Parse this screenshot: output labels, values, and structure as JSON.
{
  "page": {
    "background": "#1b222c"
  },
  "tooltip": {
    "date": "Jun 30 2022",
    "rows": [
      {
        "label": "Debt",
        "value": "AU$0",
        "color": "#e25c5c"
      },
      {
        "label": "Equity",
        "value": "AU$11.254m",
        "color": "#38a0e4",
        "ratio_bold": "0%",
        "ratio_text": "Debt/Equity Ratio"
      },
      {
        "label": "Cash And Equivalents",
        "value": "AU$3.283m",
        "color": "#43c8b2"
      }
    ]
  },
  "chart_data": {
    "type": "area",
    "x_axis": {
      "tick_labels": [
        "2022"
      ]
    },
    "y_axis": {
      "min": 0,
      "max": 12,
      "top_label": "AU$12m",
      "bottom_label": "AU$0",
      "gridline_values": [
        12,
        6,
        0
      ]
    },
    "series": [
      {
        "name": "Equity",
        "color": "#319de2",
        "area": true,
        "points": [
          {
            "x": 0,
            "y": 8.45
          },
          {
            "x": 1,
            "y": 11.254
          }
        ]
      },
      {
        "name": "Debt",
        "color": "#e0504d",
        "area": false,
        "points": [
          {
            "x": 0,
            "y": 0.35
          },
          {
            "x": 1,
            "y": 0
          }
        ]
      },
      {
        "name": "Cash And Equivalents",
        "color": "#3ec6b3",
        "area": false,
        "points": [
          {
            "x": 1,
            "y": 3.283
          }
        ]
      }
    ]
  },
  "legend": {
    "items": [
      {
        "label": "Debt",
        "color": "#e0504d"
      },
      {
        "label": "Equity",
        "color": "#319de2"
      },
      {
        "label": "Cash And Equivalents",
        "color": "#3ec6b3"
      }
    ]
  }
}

[To do] For the listing above, identify each line bearing "Equity".

[Full answer]
        "label": "Equity",
        "ratio_text": "Debt/Equity Ratio"
        "name": "Equity",
        "label": "Equity",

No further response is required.